- What is being asked:
From the listing below, pick out each line with the word "ذكره".

- Information provided:
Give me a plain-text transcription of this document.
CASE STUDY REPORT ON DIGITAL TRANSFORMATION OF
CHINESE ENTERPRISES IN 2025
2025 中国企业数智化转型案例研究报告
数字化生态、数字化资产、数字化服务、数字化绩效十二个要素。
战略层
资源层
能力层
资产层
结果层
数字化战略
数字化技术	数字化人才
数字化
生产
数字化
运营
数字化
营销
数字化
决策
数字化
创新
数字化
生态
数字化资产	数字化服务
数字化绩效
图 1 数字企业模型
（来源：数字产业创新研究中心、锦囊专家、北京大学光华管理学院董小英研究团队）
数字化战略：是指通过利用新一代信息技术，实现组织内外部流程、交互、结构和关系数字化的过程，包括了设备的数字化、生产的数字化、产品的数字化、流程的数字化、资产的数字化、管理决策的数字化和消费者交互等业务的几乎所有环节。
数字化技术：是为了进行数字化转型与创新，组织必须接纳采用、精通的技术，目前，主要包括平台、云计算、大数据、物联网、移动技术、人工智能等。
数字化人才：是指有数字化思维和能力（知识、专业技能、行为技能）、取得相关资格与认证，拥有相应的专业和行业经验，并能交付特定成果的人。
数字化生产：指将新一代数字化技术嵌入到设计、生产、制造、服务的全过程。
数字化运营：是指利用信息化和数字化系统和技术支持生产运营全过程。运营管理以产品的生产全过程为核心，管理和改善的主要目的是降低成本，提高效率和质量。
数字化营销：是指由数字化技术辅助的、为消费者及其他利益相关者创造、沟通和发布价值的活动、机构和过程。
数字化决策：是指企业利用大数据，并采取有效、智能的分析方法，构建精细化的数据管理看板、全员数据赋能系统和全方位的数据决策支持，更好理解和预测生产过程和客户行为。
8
==
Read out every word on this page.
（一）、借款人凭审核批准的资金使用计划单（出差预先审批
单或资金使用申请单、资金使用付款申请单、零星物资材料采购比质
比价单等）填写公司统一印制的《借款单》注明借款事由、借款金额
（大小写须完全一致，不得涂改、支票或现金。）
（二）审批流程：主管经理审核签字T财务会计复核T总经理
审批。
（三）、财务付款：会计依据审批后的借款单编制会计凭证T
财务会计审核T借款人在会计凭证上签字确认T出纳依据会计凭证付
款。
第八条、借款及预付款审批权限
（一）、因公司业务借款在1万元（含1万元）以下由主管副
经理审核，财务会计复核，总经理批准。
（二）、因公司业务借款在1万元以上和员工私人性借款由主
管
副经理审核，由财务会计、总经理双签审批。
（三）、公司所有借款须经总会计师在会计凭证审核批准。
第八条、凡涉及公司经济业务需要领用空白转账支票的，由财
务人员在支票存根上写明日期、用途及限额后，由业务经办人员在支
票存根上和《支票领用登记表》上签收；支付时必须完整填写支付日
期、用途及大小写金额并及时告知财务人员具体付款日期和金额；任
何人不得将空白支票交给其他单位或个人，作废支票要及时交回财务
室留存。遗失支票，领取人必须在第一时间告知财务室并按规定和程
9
---
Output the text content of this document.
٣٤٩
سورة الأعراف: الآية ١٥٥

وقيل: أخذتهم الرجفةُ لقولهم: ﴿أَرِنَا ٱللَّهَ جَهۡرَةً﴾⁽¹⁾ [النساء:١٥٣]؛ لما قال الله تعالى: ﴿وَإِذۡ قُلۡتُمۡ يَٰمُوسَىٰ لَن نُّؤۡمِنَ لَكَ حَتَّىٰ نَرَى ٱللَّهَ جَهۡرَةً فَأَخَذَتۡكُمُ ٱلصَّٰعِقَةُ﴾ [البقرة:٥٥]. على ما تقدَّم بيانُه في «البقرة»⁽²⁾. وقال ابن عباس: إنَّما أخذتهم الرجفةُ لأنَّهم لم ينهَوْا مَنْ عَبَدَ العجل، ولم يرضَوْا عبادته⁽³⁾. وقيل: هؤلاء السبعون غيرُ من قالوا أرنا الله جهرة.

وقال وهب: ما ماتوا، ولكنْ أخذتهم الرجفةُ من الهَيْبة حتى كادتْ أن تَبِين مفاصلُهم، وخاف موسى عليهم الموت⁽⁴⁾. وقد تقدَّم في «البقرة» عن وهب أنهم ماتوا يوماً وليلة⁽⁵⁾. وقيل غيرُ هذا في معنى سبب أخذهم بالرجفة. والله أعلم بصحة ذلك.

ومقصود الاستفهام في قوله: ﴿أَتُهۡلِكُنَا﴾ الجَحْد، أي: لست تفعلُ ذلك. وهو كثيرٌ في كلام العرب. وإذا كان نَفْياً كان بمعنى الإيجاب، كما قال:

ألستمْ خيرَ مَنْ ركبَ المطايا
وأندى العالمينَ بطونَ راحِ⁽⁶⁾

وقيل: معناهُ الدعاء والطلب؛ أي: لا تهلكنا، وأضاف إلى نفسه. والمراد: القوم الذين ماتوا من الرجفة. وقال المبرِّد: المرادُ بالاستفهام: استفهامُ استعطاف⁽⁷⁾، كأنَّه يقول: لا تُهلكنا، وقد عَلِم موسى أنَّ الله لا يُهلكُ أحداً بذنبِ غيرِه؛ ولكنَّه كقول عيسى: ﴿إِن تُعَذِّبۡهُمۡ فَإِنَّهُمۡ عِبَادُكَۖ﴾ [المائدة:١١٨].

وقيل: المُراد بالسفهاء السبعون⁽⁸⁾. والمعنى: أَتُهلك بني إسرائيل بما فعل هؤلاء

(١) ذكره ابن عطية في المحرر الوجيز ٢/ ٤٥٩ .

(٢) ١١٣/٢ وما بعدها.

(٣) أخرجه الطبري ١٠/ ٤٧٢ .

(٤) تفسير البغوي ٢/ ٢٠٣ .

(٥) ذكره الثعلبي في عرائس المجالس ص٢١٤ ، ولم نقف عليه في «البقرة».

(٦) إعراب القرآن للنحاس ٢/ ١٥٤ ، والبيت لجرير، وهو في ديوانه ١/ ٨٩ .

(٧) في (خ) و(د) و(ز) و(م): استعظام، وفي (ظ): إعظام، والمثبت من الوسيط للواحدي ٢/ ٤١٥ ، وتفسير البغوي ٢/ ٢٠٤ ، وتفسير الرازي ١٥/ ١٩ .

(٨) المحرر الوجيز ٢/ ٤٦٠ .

- Correct result:
(١) ذكره ابن عطية في المحرر الوجيز ٢/ ٤٥٩ .
(٥) ذكره الثعلبي في عرائس المجالس ص٢١٤ ، ولم نقف عليه في «البقرة».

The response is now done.